■ What is required ■
Retype each line of the material exactly, please, skipping any picture in it.

[BEGIN Supplied material]

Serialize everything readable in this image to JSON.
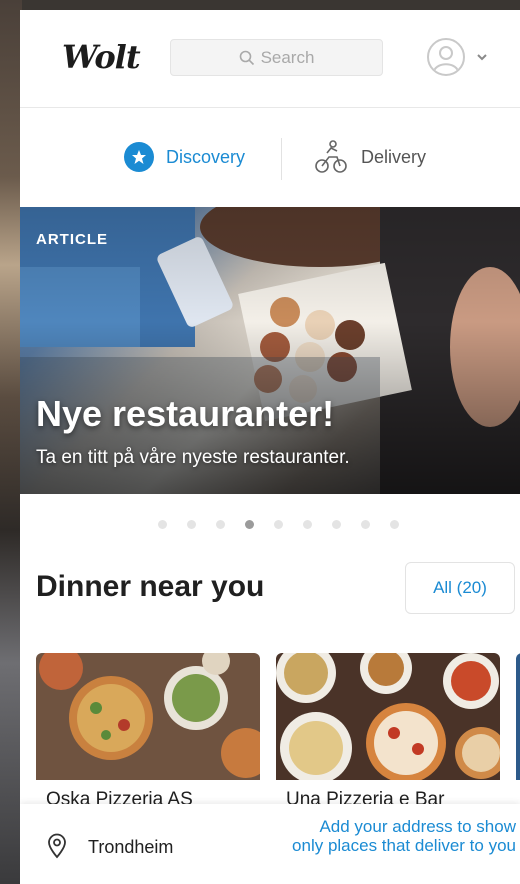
{
  "header": {
    "logo_text": "Wolt",
    "search_placeholder": "Search",
    "icons": {
      "search": "search-icon",
      "avatar": "user-avatar-icon",
      "chevron": "chevron-down-icon"
    }
  },
  "modes": {
    "discovery_label": "Discovery",
    "delivery_label": "Delivery",
    "active": "Discovery",
    "icons": {
      "discovery": "star-badge-icon",
      "delivery": "bicycle-courier-icon"
    }
  },
  "hero": {
    "kicker": "ARTICLE",
    "title": "Nye restauranter!",
    "subtitle": "Ta en titt på våre nyeste restauranter.",
    "carousel_total": 9,
    "carousel_active": 4
  },
  "section": {
    "title": "Dinner near you",
    "all_button": "All (20)"
  },
  "restaurants": [
    {
      "name": "Oska Pizzeria AS"
    },
    {
      "name": "Una Pizzeria e Bar"
    }
  ],
  "footer": {
    "city": "Trondheim",
    "address_cta": "Add your address to show only places that deliver to you",
    "icon": "location-pin-icon"
  },
  "colors": {
    "accent": "#1b8bd3",
    "text": "#202020",
    "muted": "#a9a9a9"
  }
}
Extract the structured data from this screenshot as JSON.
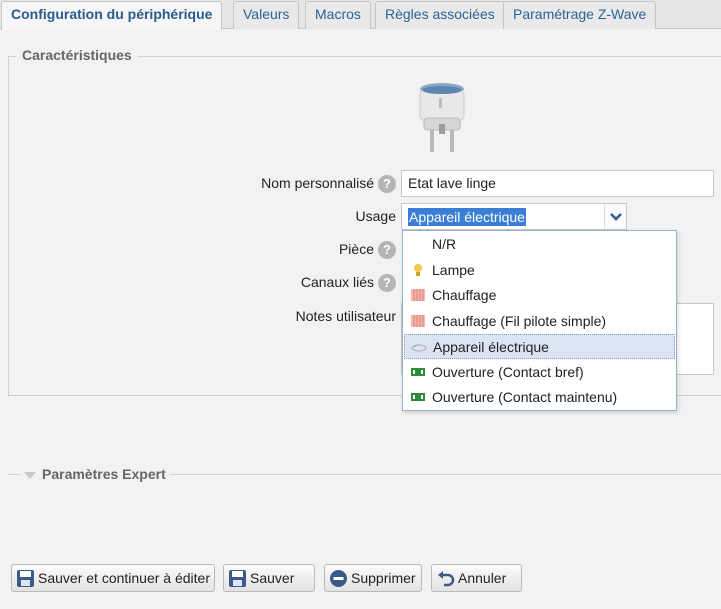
{
  "tabs": [
    {
      "label": "Configuration du périphérique",
      "active": true
    },
    {
      "label": "Valeurs"
    },
    {
      "label": "Macros"
    },
    {
      "label": "Règles associées"
    },
    {
      "label": "Paramétrage Z-Wave"
    }
  ],
  "section": {
    "legend": "Caractéristiques",
    "name_label": "Nom personnalisé",
    "name_value": "Etat lave linge",
    "usage_label": "Usage",
    "usage_value": "Appareil électrique",
    "room_label": "Pièce",
    "channels_label": "Canaux liés",
    "notes_label": "Notes utilisateur",
    "help_icon": "?"
  },
  "dropdown": {
    "options": [
      {
        "label": "N/R",
        "icon": "none"
      },
      {
        "label": "Lampe",
        "icon": "lightbulb-icon"
      },
      {
        "label": "Chauffage",
        "icon": "radiator-icon"
      },
      {
        "label": "Chauffage (Fil pilote simple)",
        "icon": "radiator-icon"
      },
      {
        "label": "Appareil électrique",
        "icon": "plug-icon",
        "selected": true
      },
      {
        "label": "Ouverture (Contact bref)",
        "icon": "contact-icon"
      },
      {
        "label": "Ouverture (Contact maintenu)",
        "icon": "contact-icon"
      }
    ]
  },
  "expert": {
    "label": "Paramètres Expert"
  },
  "buttons": {
    "save_continue": "Sauver et continuer à éditer",
    "save": "Sauver",
    "delete": "Supprimer",
    "cancel": "Annuler"
  },
  "colors": {
    "tab_text": "#2a6496",
    "selection": "#3b7ed6",
    "selected_option": "#dbe4f3"
  }
}
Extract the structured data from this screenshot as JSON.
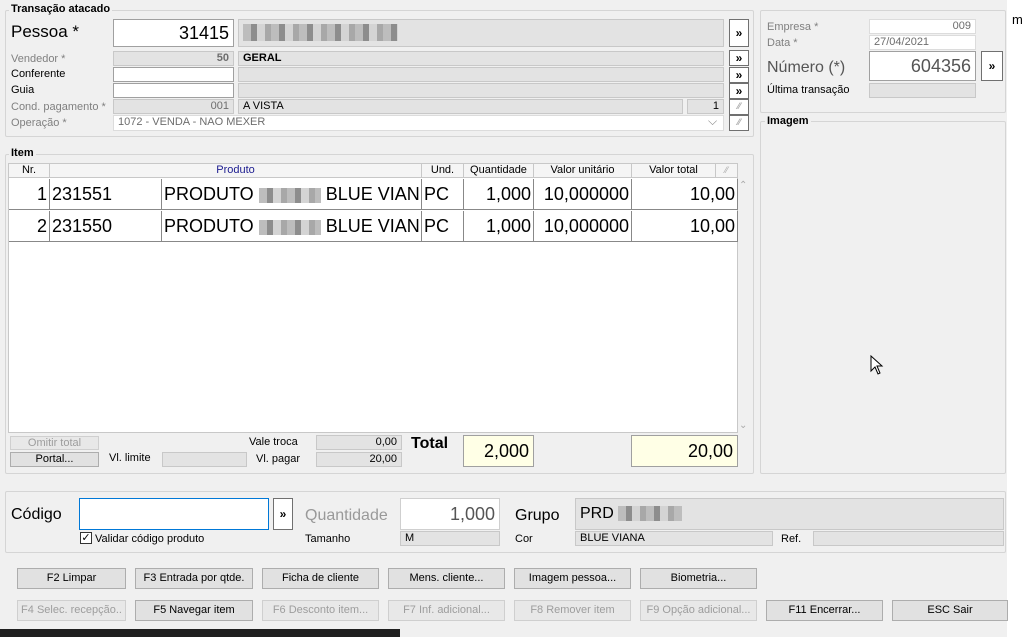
{
  "transacao": {
    "legend": "Transação atacado",
    "pessoa_label": "Pessoa *",
    "pessoa_code": "31415",
    "vendedor_label": "Vendedor *",
    "vendedor_code": "50",
    "vendedor_name": "GERAL",
    "conferente_label": "Conferente",
    "guia_label": "Guia",
    "cond_label": "Cond. pagamento *",
    "cond_code": "001",
    "cond_name": "A VISTA",
    "cond_parcelas": "1",
    "operacao_label": "Operação *",
    "operacao_value": "1072 - VENDA - NAO MEXER",
    "more": "»"
  },
  "empresa": {
    "empresa_label": "Empresa *",
    "empresa_value": "009",
    "data_label": "Data *",
    "data_value": "27/04/2021",
    "numero_label": "Número (*)",
    "numero_value": "604356",
    "ultima_label": "Última transação",
    "imagem_legend": "Imagem"
  },
  "item": {
    "legend": "Item",
    "headers": [
      "Nr.",
      "Produto",
      "Und.",
      "Quantidade",
      "Valor unitário",
      "Valor total"
    ],
    "rows": [
      {
        "nr": "1",
        "code": "231551",
        "desc1": "PRODUTO",
        "desc2": "BLUE VIAN",
        "und": "PC",
        "qtd": "1,000",
        "unit": "10,000000",
        "total": "10,00"
      },
      {
        "nr": "2",
        "code": "231550",
        "desc1": "PRODUTO",
        "desc2": "BLUE VIAN",
        "und": "PC",
        "qtd": "1,000",
        "unit": "10,000000",
        "total": "10,00"
      }
    ],
    "omitir_total": "Omitir total",
    "portal": "Portal...",
    "vl_limite_label": "Vl. limite",
    "vale_troca_label": "Vale troca",
    "vale_troca_value": "0,00",
    "vl_pagar_label": "Vl. pagar",
    "vl_pagar_value": "20,00",
    "total_label": "Total",
    "total_qtd": "2,000",
    "total_valor": "20,00"
  },
  "entry": {
    "codigo_label": "Código",
    "codigo_value": "",
    "validar_label": "Validar código produto",
    "quantidade_label": "Quantidade",
    "quantidade_value": "1,000",
    "tamanho_label": "Tamanho",
    "tamanho_value": "M",
    "grupo_label": "Grupo",
    "grupo_value": "PRD",
    "cor_label": "Cor",
    "cor_value": "BLUE VIANA",
    "ref_label": "Ref."
  },
  "buttons": {
    "f2": "F2 Limpar",
    "f3": "F3 Entrada por qtde.",
    "ficha": "Ficha de cliente",
    "mens": "Mens. cliente...",
    "imagem": "Imagem pessoa...",
    "biometria": "Biometria...",
    "f4": "F4 Selec. recepção..",
    "f5": "F5 Navegar item",
    "f6": "F6 Desconto item...",
    "f7": "F7 Inf. adicional...",
    "f8": "F8 Remover item",
    "f9": "F9 Opção adicional...",
    "f11": "F11 Encerrar...",
    "esc": "ESC Sair"
  },
  "edge_text": "mi"
}
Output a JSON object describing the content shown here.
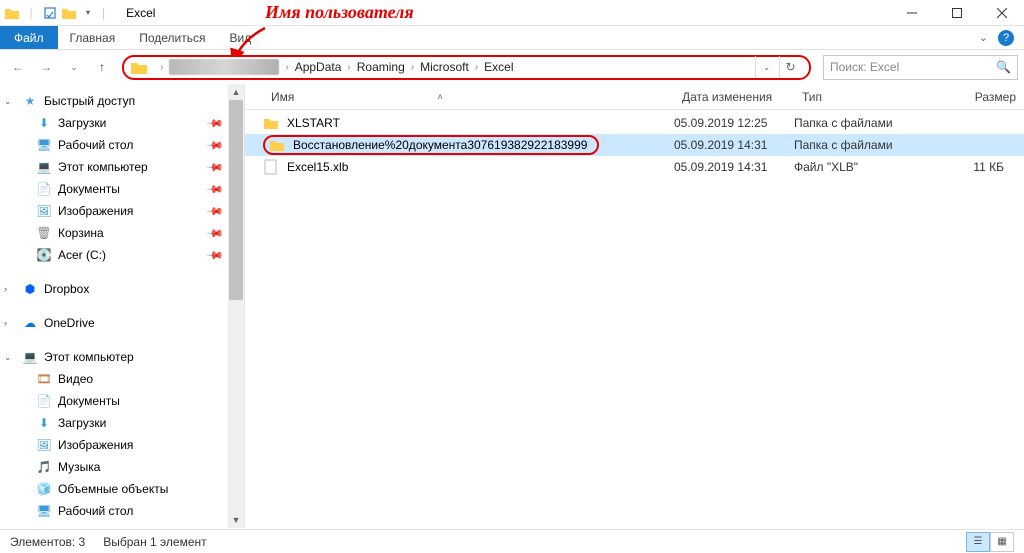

[END Supplied material]

■ Answer to the problem ■
Serialize everything readable in this image to JSON.
{
  "header": {
    "logo_text": "Wolt",
    "search_placeholder": "Search",
    "icons": {
      "search": "search-icon",
      "avatar": "user-avatar-icon",
      "chevron": "chevron-down-icon"
    }
  },
  "modes": {
    "discovery_label": "Discovery",
    "delivery_label": "Delivery",
    "active": "Discovery",
    "icons": {
      "discovery": "star-badge-icon",
      "delivery": "bicycle-courier-icon"
    }
  },
  "hero": {
    "kicker": "ARTICLE",
    "title": "Nye restauranter!",
    "subtitle": "Ta en titt på våre nyeste restauranter.",
    "carousel_total": 9,
    "carousel_active": 4
  },
  "section": {
    "title": "Dinner near you",
    "all_button": "All (20)"
  },
  "restaurants": [
    {
      "name": "Oska Pizzeria AS"
    },
    {
      "name": "Una Pizzeria e Bar"
    }
  ],
  "footer": {
    "city": "Trondheim",
    "address_cta": "Add your address to show only places that deliver to you",
    "icon": "location-pin-icon"
  },
  "colors": {
    "accent": "#1b8bd3",
    "text": "#202020",
    "muted": "#a9a9a9"
  }
}
Extract the structured data from this screenshot as JSON.
{
  "tabs": [
    {
      "label": "Configuration du périphérique",
      "active": true
    },
    {
      "label": "Valeurs"
    },
    {
      "label": "Macros"
    },
    {
      "label": "Règles associées"
    },
    {
      "label": "Paramétrage Z-Wave"
    }
  ],
  "section": {
    "legend": "Caractéristiques",
    "name_label": "Nom personnalisé",
    "name_value": "Etat lave linge",
    "usage_label": "Usage",
    "usage_value": "Appareil électrique",
    "room_label": "Pièce",
    "channels_label": "Canaux liés",
    "notes_label": "Notes utilisateur",
    "help_icon": "?"
  },
  "dropdown": {
    "options": [
      {
        "label": "N/R",
        "icon": "none"
      },
      {
        "label": "Lampe",
        "icon": "lightbulb-icon"
      },
      {
        "label": "Chauffage",
        "icon": "radiator-icon"
      },
      {
        "label": "Chauffage (Fil pilote simple)",
        "icon": "radiator-icon"
      },
      {
        "label": "Appareil électrique",
        "icon": "plug-icon",
        "selected": true
      },
      {
        "label": "Ouverture (Contact bref)",
        "icon": "contact-icon"
      },
      {
        "label": "Ouverture (Contact maintenu)",
        "icon": "contact-icon"
      }
    ]
  },
  "expert": {
    "label": "Paramètres Expert"
  },
  "buttons": {
    "save_continue": "Sauver et continuer à éditer",
    "save": "Sauver",
    "delete": "Supprimer",
    "cancel": "Annuler"
  },
  "colors": {
    "tab_text": "#2a6496",
    "selection": "#3b7ed6",
    "selected_option": "#dbe4f3"
  }
}
Extract the structured data from this screenshot as JSON.
{
  "transacao": {
    "legend": "Transação atacado",
    "pessoa_label": "Pessoa *",
    "pessoa_code": "31415",
    "vendedor_label": "Vendedor *",
    "vendedor_code": "50",
    "vendedor_name": "GERAL",
    "conferente_label": "Conferente",
    "guia_label": "Guia",
    "cond_label": "Cond. pagamento *",
    "cond_code": "001",
    "cond_name": "A VISTA",
    "cond_parcelas": "1",
    "operacao_label": "Operação *",
    "operacao_value": "1072 - VENDA - NAO MEXER",
    "more": "»"
  },
  "empresa": {
    "empresa_label": "Empresa *",
    "empresa_value": "009",
    "data_label": "Data *",
    "data_value": "27/04/2021",
    "numero_label": "Número (*)",
    "numero_value": "604356",
    "ultima_label": "Última transação",
    "imagem_legend": "Imagem"
  },
  "item": {
    "legend": "Item",
    "headers": [
      "Nr.",
      "Produto",
      "Und.",
      "Quantidade",
      "Valor unitário",
      "Valor total"
    ],
    "rows": [
      {
        "nr": "1",
        "code": "231551",
        "desc1": "PRODUTO",
        "desc2": "BLUE VIAN",
        "und": "PC",
        "qtd": "1,000",
        "unit": "10,000000",
        "total": "10,00"
      },
      {
        "nr": "2",
        "code": "231550",
        "desc1": "PRODUTO",
        "desc2": "BLUE VIAN",
        "und": "PC",
        "qtd": "1,000",
        "unit": "10,000000",
        "total": "10,00"
      }
    ],
    "omitir_total": "Omitir total",
    "portal": "Portal...",
    "vl_limite_label": "Vl. limite",
    "vale_troca_label": "Vale troca",
    "vale_troca_value": "0,00",
    "vl_pagar_label": "Vl. pagar",
    "vl_pagar_value": "20,00",
    "total_label": "Total",
    "total_qtd": "2,000",
    "total_valor": "20,00"
  },
  "entry": {
    "codigo_label": "Código",
    "codigo_value": "",
    "validar_label": "Validar código produto",
    "quantidade_label": "Quantidade",
    "quantidade_value": "1,000",
    "tamanho_label": "Tamanho",
    "tamanho_value": "M",
    "grupo_label": "Grupo",
    "grupo_value": "PRD",
    "cor_label": "Cor",
    "cor_value": "BLUE VIANA",
    "ref_label": "Ref."
  },
  "buttons": {
    "f2": "F2 Limpar",
    "f3": "F3 Entrada por qtde.",
    "ficha": "Ficha de cliente",
    "mens": "Mens. cliente...",
    "imagem": "Imagem pessoa...",
    "biometria": "Biometria...",
    "f4": "F4 Selec. recepção..",
    "f5": "F5 Navegar item",
    "f6": "F6 Desconto item...",
    "f7": "F7 Inf. adicional...",
    "f8": "F8 Remover item",
    "f9": "F9 Opção adicional...",
    "f11": "F11 Encerrar...",
    "esc": "ESC Sair"
  },
  "edge_text": "mi"
}
Output a JSON object describing the content shown here.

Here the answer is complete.